• **Set task**
Output every line below exactly.

---+---

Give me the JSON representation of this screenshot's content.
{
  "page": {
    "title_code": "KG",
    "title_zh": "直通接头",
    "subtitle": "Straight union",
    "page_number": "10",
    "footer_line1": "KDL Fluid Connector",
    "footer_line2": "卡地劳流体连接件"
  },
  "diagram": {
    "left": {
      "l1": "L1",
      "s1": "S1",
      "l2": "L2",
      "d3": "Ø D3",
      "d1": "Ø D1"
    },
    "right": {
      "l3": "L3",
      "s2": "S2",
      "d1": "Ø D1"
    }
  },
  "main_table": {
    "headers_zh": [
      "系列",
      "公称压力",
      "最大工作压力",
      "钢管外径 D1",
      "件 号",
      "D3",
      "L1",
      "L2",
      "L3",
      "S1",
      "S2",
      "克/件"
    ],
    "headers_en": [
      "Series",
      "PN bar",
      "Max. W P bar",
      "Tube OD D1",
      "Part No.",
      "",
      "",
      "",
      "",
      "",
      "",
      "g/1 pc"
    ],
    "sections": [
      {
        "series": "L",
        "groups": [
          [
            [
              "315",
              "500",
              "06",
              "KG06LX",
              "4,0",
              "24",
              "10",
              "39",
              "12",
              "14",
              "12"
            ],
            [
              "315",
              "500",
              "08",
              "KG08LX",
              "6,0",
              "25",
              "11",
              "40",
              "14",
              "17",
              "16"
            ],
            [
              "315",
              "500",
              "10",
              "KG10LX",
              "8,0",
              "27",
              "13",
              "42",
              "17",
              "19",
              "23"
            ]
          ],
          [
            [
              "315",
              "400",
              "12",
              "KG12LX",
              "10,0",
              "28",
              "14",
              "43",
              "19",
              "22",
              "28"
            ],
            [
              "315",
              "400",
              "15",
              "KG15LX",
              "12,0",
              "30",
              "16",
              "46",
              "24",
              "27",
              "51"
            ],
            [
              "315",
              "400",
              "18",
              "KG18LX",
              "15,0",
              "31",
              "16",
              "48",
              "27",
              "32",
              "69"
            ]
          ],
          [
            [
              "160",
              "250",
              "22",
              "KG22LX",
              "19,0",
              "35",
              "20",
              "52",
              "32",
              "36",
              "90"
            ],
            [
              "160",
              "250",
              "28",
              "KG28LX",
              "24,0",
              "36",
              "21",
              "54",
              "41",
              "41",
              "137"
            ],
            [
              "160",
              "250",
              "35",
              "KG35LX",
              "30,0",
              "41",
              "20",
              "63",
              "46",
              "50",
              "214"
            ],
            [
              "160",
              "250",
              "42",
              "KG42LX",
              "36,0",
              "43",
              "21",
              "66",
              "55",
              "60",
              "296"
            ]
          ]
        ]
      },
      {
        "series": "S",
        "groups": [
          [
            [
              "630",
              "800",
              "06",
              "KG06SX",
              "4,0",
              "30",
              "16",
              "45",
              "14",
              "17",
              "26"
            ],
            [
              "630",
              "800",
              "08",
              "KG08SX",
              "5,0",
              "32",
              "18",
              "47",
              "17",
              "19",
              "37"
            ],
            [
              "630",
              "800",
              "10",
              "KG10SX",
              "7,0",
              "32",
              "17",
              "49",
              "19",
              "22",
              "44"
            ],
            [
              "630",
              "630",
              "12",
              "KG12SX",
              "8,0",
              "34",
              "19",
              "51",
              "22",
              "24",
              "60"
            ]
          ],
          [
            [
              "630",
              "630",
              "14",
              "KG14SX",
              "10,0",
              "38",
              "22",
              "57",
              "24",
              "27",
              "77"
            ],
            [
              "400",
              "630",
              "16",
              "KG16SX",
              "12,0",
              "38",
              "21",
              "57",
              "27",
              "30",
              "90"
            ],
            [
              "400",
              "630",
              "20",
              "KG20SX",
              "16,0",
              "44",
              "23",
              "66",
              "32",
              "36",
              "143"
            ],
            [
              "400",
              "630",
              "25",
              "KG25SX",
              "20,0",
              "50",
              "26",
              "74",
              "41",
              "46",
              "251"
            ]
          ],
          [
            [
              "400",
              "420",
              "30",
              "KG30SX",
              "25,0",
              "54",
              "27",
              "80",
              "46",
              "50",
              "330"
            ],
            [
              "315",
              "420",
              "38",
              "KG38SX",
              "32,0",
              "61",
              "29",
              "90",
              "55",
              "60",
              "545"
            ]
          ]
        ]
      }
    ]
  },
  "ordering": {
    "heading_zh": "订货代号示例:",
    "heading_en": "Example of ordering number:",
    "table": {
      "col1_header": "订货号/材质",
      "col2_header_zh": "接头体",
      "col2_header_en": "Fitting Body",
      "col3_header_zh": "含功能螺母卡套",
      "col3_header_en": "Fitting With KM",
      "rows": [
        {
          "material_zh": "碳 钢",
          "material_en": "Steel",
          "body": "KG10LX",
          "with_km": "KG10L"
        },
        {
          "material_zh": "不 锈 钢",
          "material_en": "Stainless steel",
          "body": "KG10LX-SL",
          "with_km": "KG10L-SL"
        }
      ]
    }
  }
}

---+---

• **Final result**
Give me the JSON representation of this screenshot's content.
{
  "page": {
    "title_code": "KG",
    "title_zh": "直通接头",
    "subtitle": "Straight union",
    "page_number": "10",
    "footer_line1": "KDL Fluid Connector",
    "footer_line2": "卡地劳流体连接件"
  },
  "diagram": {
    "left": {
      "l1": "L1",
      "s1": "S1",
      "l2": "L2",
      "d3": "Ø D3",
      "d1": "Ø D1"
    },
    "right": {
      "l3": "L3",
      "s2": "S2",
      "d1": "Ø D1"
    }
  },
  "main_table": {
    "headers_zh": [
      "系列",
      "公称压力",
      "最大工作压力",
      "钢管外径 D1",
      "件 号",
      "D3",
      "L1",
      "L2",
      "L3",
      "S1",
      "S2",
      "克/件"
    ],
    "headers_en": [
      "Series",
      "PN bar",
      "Max. W P bar",
      "Tube OD D1",
      "Part No.",
      "",
      "",
      "",
      "",
      "",
      "",
      "g/1 pc"
    ],
    "sections": [
      {
        "series": "L",
        "groups": [
          [
            [
              "315",
              "500",
              "06",
              "KG06LX",
              "4,0",
              "24",
              "10",
              "39",
              "12",
              "14",
              "12"
            ],
            [
              "315",
              "500",
              "08",
              "KG08LX",
              "6,0",
              "25",
              "11",
              "40",
              "14",
              "17",
              "16"
            ],
            [
              "315",
              "500",
              "10",
              "KG10LX",
              "8,0",
              "27",
              "13",
              "42",
              "17",
              "19",
              "23"
            ]
          ],
          [
            [
              "315",
              "400",
              "12",
              "KG12LX",
              "10,0",
              "28",
              "14",
              "43",
              "19",
              "22",
              "28"
            ],
            [
              "315",
              "400",
              "15",
              "KG15LX",
              "12,0",
              "30",
              "16",
              "46",
              "24",
              "27",
              "51"
            ],
            [
              "315",
              "400",
              "18",
              "KG18LX",
              "15,0",
              "31",
              "16",
              "48",
              "27",
              "32",
              "69"
            ]
          ],
          [
            [
              "160",
              "250",
              "22",
              "KG22LX",
              "19,0",
              "35",
              "20",
              "52",
              "32",
              "36",
              "90"
            ],
            [
              "160",
              "250",
              "28",
              "KG28LX",
              "24,0",
              "36",
              "21",
              "54",
              "41",
              "41",
              "137"
            ],
            [
              "160",
              "250",
              "35",
              "KG35LX",
              "30,0",
              "41",
              "20",
              "63",
              "46",
              "50",
              "214"
            ],
            [
              "160",
              "250",
              "42",
              "KG42LX",
              "36,0",
              "43",
              "21",
              "66",
              "55",
              "60",
              "296"
            ]
          ]
        ]
      },
      {
        "series": "S",
        "groups": [
          [
            [
              "630",
              "800",
              "06",
              "KG06SX",
              "4,0",
              "30",
              "16",
              "45",
              "14",
              "17",
              "26"
            ],
            [
              "630",
              "800",
              "08",
              "KG08SX",
              "5,0",
              "32",
              "18",
              "47",
              "17",
              "19",
              "37"
            ],
            [
              "630",
              "800",
              "10",
              "KG10SX",
              "7,0",
              "32",
              "17",
              "49",
              "19",
              "22",
              "44"
            ],
            [
              "630",
              "630",
              "12",
              "KG12SX",
              "8,0",
              "34",
              "19",
              "51",
              "22",
              "24",
              "60"
            ]
          ],
          [
            [
              "630",
              "630",
              "14",
              "KG14SX",
              "10,0",
              "38",
              "22",
              "57",
              "24",
              "27",
              "77"
            ],
            [
              "400",
              "630",
              "16",
              "KG16SX",
              "12,0",
              "38",
              "21",
              "57",
              "27",
              "30",
              "90"
            ],
            [
              "400",
              "630",
              "20",
              "KG20SX",
              "16,0",
              "44",
              "23",
              "66",
              "32",
              "36",
              "143"
            ],
            [
              "400",
              "630",
              "25",
              "KG25SX",
              "20,0",
              "50",
              "26",
              "74",
              "41",
              "46",
              "251"
            ]
          ],
          [
            [
              "400",
              "420",
              "30",
              "KG30SX",
              "25,0",
              "54",
              "27",
              "80",
              "46",
              "50",
              "330"
            ],
            [
              "315",
              "420",
              "38",
              "KG38SX",
              "32,0",
              "61",
              "29",
              "90",
              "55",
              "60",
              "545"
            ]
          ]
        ]
      }
    ]
  },
  "ordering": {
    "heading_zh": "订货代号示例:",
    "heading_en": "Example of ordering number:",
    "table": {
      "col1_header": "订货号/材质",
      "col2_header_zh": "接头体",
      "col2_header_en": "Fitting Body",
      "col3_header_zh": "含功能螺母卡套",
      "col3_header_en": "Fitting With KM",
      "rows": [
        {
          "material_zh": "碳 钢",
          "material_en": "Steel",
          "body": "KG10LX",
          "with_km": "KG10L"
        },
        {
          "material_zh": "不 锈 钢",
          "material_en": "Stainless steel",
          "body": "KG10LX-SL",
          "with_km": "KG10L-SL"
        }
      ]
    }
  }
}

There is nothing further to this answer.